Task: From the listing below, extract each line containing the string "квалификационных".

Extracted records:
▬▬▬▬▬▬▬▬▬▬

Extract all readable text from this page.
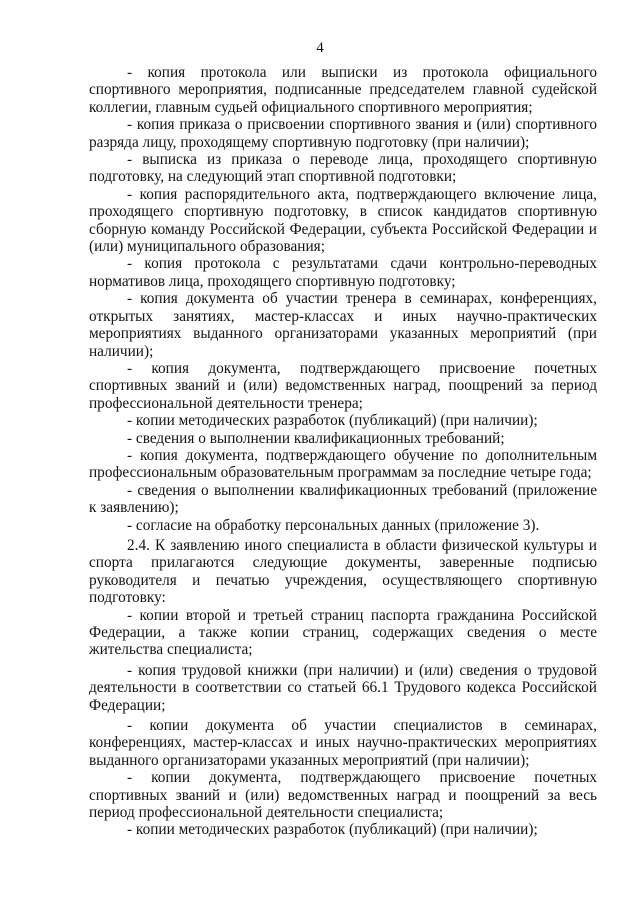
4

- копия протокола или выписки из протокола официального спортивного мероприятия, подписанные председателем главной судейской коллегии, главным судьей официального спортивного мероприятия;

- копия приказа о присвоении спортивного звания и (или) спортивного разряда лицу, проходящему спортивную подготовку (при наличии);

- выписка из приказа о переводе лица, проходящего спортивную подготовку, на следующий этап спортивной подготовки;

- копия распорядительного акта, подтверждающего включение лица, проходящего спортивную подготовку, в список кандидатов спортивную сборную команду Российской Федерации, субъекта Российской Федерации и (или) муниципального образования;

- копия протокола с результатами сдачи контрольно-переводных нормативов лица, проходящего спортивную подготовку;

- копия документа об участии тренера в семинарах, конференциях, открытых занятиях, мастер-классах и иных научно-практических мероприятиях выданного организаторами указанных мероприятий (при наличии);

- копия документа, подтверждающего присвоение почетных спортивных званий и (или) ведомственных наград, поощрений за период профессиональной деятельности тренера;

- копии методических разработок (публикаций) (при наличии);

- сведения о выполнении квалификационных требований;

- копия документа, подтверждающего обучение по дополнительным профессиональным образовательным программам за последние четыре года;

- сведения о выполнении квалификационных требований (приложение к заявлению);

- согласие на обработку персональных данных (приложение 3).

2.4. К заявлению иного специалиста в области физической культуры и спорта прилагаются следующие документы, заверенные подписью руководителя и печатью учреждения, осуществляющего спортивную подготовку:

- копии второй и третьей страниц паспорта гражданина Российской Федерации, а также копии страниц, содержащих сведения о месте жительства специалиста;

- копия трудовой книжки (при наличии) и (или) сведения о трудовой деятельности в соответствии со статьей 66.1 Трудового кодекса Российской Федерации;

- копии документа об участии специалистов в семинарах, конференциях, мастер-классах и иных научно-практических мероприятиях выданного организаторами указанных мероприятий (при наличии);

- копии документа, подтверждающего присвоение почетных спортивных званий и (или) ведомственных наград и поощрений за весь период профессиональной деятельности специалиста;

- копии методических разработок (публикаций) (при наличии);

▬▬▬▬▬▬▬▬▬▬

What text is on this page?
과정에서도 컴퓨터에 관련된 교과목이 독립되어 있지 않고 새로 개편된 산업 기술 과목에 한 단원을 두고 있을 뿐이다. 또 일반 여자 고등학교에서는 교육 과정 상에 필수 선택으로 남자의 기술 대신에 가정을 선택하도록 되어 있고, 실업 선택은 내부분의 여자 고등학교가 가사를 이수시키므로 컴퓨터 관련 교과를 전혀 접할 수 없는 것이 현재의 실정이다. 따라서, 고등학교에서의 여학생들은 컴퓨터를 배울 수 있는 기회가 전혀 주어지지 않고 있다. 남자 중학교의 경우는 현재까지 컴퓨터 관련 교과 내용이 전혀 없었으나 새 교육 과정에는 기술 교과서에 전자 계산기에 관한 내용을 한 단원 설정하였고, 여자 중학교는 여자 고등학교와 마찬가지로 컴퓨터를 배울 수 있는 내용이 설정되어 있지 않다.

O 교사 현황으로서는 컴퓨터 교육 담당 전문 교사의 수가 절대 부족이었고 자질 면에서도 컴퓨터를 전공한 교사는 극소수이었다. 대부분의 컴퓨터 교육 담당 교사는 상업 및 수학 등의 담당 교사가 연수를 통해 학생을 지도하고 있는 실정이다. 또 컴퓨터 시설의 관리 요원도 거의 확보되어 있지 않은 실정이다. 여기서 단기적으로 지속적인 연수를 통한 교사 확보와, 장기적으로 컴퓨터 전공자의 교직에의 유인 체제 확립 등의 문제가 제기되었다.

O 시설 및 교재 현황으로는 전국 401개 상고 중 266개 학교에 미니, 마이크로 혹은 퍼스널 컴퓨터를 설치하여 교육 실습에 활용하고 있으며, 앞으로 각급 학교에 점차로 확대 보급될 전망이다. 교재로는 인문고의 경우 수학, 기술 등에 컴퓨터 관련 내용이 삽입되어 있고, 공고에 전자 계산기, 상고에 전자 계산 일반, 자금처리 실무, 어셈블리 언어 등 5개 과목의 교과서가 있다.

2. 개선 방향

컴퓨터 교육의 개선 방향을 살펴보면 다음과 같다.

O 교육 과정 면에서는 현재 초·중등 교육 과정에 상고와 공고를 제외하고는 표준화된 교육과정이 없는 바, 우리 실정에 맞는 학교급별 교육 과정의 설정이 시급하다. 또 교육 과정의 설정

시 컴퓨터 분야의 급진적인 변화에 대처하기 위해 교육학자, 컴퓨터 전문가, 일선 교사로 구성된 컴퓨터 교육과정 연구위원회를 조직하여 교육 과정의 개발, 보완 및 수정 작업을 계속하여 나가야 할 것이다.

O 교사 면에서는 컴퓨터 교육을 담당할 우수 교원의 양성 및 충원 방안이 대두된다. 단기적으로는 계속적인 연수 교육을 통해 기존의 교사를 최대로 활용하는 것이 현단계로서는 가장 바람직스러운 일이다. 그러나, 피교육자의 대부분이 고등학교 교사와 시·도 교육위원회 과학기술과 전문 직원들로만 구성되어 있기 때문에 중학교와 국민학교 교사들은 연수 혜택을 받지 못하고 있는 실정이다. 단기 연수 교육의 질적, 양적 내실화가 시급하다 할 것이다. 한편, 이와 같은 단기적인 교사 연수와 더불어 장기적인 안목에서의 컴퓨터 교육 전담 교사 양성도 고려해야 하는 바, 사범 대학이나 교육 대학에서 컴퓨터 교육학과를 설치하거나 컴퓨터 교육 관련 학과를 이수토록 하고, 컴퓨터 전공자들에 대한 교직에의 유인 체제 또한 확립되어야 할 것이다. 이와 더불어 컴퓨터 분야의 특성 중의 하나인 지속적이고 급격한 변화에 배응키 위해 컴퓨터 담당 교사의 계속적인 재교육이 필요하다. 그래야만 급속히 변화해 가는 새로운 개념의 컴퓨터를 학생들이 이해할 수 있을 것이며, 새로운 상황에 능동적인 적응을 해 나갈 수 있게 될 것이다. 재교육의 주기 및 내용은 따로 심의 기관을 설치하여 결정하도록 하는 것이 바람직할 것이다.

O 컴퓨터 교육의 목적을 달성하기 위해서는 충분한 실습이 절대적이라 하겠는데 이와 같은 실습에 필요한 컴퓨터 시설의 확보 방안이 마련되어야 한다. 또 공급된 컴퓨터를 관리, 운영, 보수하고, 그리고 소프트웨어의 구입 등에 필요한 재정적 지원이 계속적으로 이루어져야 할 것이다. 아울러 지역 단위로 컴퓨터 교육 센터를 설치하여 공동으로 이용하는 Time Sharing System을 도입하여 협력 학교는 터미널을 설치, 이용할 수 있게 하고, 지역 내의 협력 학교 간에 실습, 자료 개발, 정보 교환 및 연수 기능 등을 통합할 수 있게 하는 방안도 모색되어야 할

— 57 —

▬▬▬▬▬▬▬▬▬▬

Exercise answer:
- сведения о выполнении квалификационных требований;
- сведения о выполнении квалификационных требований (приложение к заявлению);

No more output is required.